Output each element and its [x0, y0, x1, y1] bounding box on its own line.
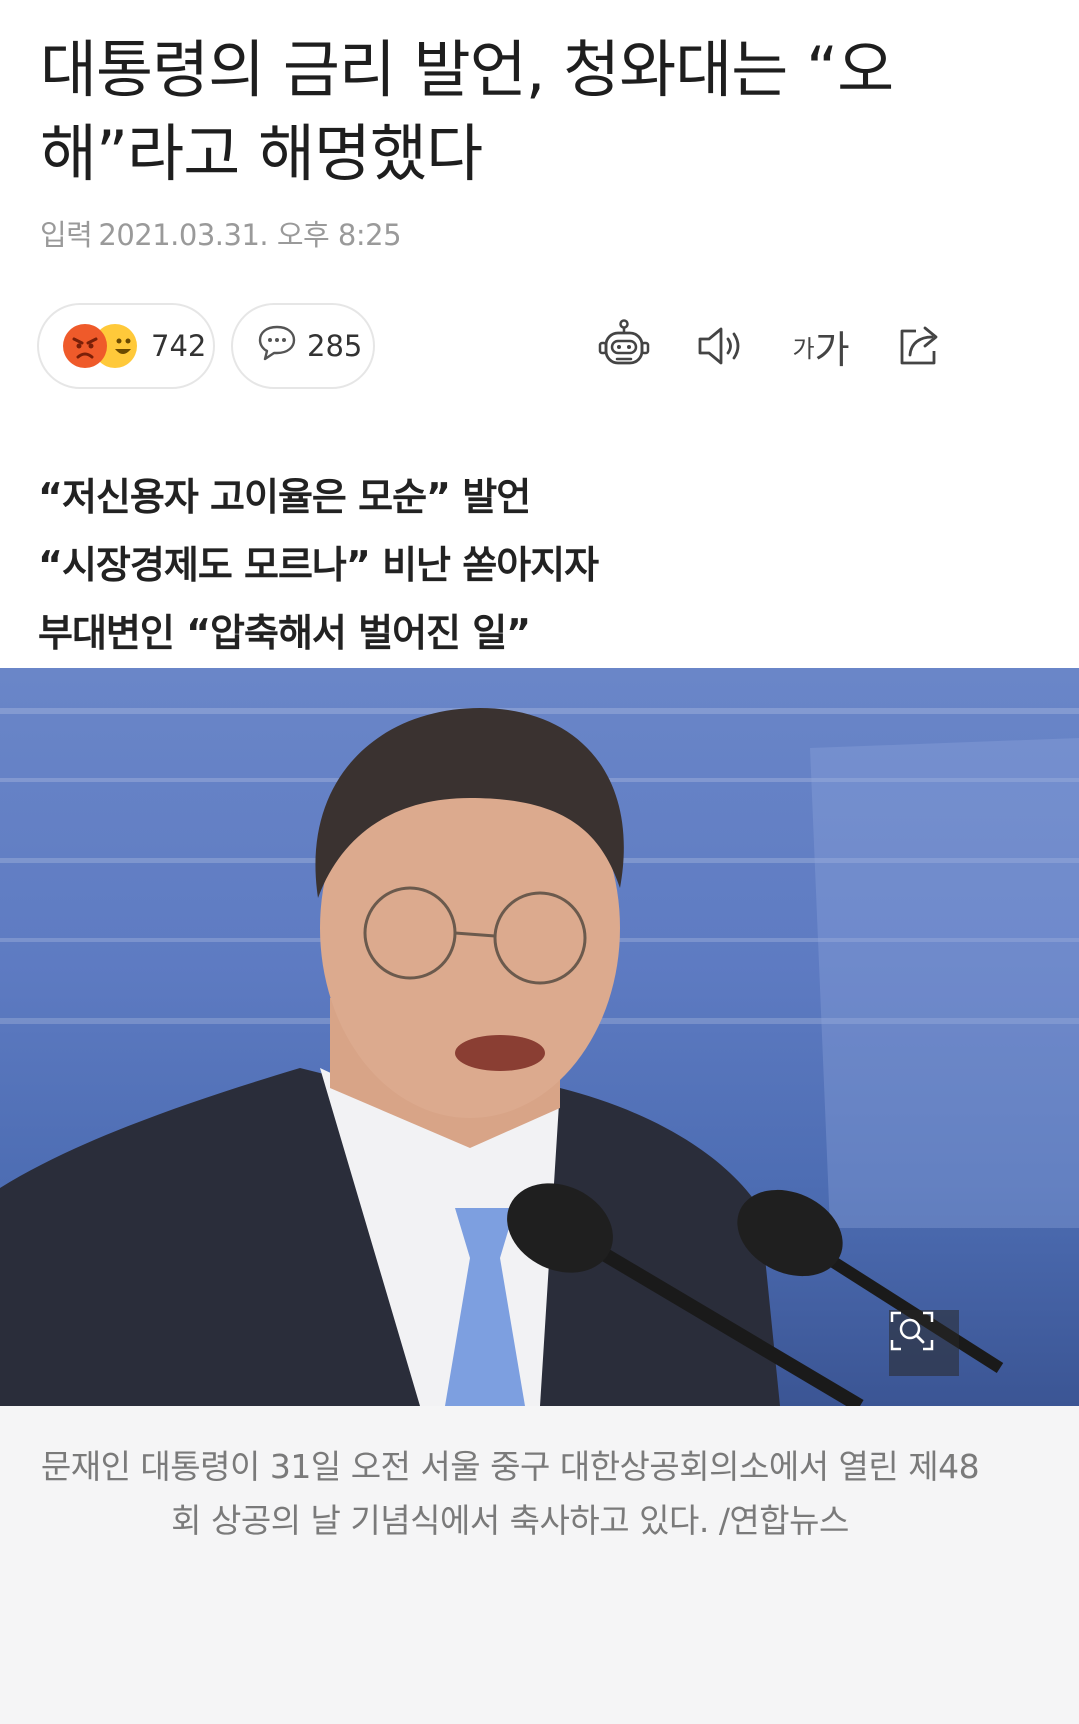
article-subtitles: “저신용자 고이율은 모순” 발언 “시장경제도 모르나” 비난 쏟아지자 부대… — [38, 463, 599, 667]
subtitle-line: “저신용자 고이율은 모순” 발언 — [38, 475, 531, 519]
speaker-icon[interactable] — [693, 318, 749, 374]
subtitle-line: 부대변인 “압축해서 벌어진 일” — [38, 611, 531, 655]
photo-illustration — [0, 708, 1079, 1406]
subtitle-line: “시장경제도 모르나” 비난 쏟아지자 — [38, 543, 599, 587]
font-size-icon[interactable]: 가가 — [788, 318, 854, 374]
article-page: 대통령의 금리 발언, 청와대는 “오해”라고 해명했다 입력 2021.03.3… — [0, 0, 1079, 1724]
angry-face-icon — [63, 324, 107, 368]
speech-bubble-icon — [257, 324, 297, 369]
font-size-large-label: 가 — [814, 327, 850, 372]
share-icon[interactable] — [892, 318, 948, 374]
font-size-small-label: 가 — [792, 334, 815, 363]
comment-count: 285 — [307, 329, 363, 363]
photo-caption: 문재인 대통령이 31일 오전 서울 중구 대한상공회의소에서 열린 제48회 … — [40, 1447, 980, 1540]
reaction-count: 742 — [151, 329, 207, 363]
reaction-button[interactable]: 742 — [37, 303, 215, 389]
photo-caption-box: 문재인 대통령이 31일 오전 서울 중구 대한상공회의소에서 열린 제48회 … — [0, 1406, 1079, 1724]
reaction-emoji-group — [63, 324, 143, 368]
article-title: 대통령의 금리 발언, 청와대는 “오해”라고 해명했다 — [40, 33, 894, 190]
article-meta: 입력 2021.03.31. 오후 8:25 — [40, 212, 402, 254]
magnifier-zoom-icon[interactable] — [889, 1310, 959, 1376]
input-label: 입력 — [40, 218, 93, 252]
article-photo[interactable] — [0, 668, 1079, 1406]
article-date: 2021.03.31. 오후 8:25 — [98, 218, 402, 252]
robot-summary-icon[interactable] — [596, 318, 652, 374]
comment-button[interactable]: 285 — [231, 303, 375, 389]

───

TASK BRIEF – Please repeat the listing lines starting at the one containing "463, 599, 667]" and ending at the one containing "comment-count: 285 — [307, 329, 363, 363]", both included.

ANSWER TO THIS TASK –
article-subtitles: “저신용자 고이율은 모순” 발언 “시장경제도 모르나” 비난 쏟아지자 부대… — [38, 463, 599, 667]
subtitle-line: “저신용자 고이율은 모순” 발언 — [38, 475, 531, 519]
speaker-icon[interactable] — [693, 318, 749, 374]
subtitle-line: 부대변인 “압축해서 벌어진 일” — [38, 611, 531, 655]
photo-illustration — [0, 708, 1079, 1406]
subtitle-line: “시장경제도 모르나” 비난 쏟아지자 — [38, 543, 599, 587]
font-size-icon[interactable]: 가가 — [788, 318, 854, 374]
article-page: 대통령의 금리 발언, 청와대는 “오해”라고 해명했다 입력 2021.03.3… — [0, 0, 1079, 1724]
angry-face-icon — [63, 324, 107, 368]
speech-bubble-icon — [257, 324, 297, 369]
font-size-large-label: 가 — [814, 327, 850, 372]
share-icon[interactable] — [892, 318, 948, 374]
font-size-small-label: 가 — [792, 334, 815, 363]
comment-count: 285 — [307, 329, 363, 363]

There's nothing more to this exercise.